***** PROVIDED RECORDS *****

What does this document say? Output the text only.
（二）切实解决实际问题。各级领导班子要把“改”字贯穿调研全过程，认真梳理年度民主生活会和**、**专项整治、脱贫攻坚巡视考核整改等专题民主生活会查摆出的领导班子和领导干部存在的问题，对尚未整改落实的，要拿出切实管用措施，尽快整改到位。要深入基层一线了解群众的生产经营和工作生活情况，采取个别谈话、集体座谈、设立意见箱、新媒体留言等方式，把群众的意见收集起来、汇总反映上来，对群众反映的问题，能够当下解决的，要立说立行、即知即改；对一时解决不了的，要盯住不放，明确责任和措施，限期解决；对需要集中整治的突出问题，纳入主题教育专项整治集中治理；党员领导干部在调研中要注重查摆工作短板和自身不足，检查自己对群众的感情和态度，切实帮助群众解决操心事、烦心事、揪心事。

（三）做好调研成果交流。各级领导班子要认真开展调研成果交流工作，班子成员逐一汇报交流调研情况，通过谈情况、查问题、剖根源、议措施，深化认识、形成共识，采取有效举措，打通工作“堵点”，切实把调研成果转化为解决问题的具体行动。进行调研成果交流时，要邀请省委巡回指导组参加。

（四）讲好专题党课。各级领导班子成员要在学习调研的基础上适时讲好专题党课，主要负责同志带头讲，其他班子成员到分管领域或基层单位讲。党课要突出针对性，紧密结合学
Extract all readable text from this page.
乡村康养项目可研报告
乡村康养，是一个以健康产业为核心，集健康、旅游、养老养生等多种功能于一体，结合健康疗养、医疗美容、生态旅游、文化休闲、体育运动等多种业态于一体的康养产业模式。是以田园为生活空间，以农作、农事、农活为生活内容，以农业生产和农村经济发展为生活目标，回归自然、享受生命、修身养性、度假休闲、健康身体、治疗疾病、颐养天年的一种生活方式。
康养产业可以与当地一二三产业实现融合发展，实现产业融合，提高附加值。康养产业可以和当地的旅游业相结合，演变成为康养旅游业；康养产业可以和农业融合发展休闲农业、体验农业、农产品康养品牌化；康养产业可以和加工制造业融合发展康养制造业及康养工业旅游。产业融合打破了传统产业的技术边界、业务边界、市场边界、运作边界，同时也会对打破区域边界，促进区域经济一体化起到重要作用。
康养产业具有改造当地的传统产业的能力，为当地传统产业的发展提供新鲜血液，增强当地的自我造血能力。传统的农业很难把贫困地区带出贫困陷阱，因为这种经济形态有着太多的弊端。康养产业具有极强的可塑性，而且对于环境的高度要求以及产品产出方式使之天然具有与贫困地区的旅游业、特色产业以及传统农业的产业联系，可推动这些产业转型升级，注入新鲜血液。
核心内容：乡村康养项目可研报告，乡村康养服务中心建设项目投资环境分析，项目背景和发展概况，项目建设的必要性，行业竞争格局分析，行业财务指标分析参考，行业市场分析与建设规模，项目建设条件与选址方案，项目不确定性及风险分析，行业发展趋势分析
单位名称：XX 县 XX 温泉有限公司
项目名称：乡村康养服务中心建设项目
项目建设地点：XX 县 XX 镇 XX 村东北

*****

The listing above must be transcribed exactly, line by line.

What does this document say? Output the text only.
（二）切实解决实际问题。各级领导班子要把“改”字贯穿调研全过程，认真梳理年度民主生活会和**、**专项整治、脱贫攻坚巡视考核整改等专题民主生活会查摆出的领导班子和领导干部存在的问题，对尚未整改落实的，要拿出切实管用措施，尽快整改到位。要深入基层一线了解群众的生产经营和工作生活情况，采取个别谈话、集体座谈、设立意见箱、新媒体留言等方式，把群众的意见收集起来、汇总反映上来，对群众反映的问题，能够当下解决的，要立说立行、即知即改；对一时解决不了的，要盯住不放，明确责任和措施，限期解决；对需要集中整治的突出问题，纳入主题教育专项整治集中治理；党员领导干部在调研中要注重查摆工作短板和自身不足，检查自己对群众的感情和态度，切实帮助群众解决操心事、烦心事、揪心事。

（三）做好调研成果交流。各级领导班子要认真开展调研成果交流工作，班子成员逐一汇报交流调研情况，通过谈情况、查问题、剖根源、议措施，深化认识、形成共识，采取有效举措，打通工作“堵点”，切实把调研成果转化为解决问题的具体行动。进行调研成果交流时，要邀请省委巡回指导组参加。

（四）讲好专题党课。各级领导班子成员要在学习调研的基础上适时讲好专题党课，主要负责同志带头讲，其他班子成员到分管领域或基层单位讲。党课要突出针对性，紧密结合学
Extract all readable text from this page.
乡村康养项目可研报告
乡村康养，是一个以健康产业为核心，集健康、旅游、养老养生等多种功能于一体，结合健康疗养、医疗美容、生态旅游、文化休闲、体育运动等多种业态于一体的康养产业模式。是以田园为生活空间，以农作、农事、农活为生活内容，以农业生产和农村经济发展为生活目标，回归自然、享受生命、修身养性、度假休闲、健康身体、治疗疾病、颐养天年的一种生活方式。
康养产业可以与当地一二三产业实现融合发展，实现产业融合，提高附加值。康养产业可以和当地的旅游业相结合，演变成为康养旅游业；康养产业可以和农业融合发展休闲农业、体验农业、农产品康养品牌化；康养产业可以和加工制造业融合发展康养制造业及康养工业旅游。产业融合打破了传统产业的技术边界、业务边界、市场边界、运作边界，同时也会对打破区域边界，促进区域经济一体化起到重要作用。
康养产业具有改造当地的传统产业的能力，为当地传统产业的发展提供新鲜血液，增强当地的自我造血能力。传统的农业很难把贫困地区带出贫困陷阱，因为这种经济形态有着太多的弊端。康养产业具有极强的可塑性，而且对于环境的高度要求以及产品产出方式使之天然具有与贫困地区的旅游业、特色产业以及传统农业的产业联系，可推动这些产业转型升级，注入新鲜血液。
核心内容：乡村康养项目可研报告，乡村康养服务中心建设项目投资环境分析，项目背景和发展概况，项目建设的必要性，行业竞争格局分析，行业财务指标分析参考，行业市场分析与建设规模，项目建设条件与选址方案，项目不确定性及风险分析，行业发展趋势分析
单位名称：XX 县 XX 温泉有限公司
项目名称：乡村康养服务中心建设项目
项目建设地点：XX 县 XX 镇 XX 村东北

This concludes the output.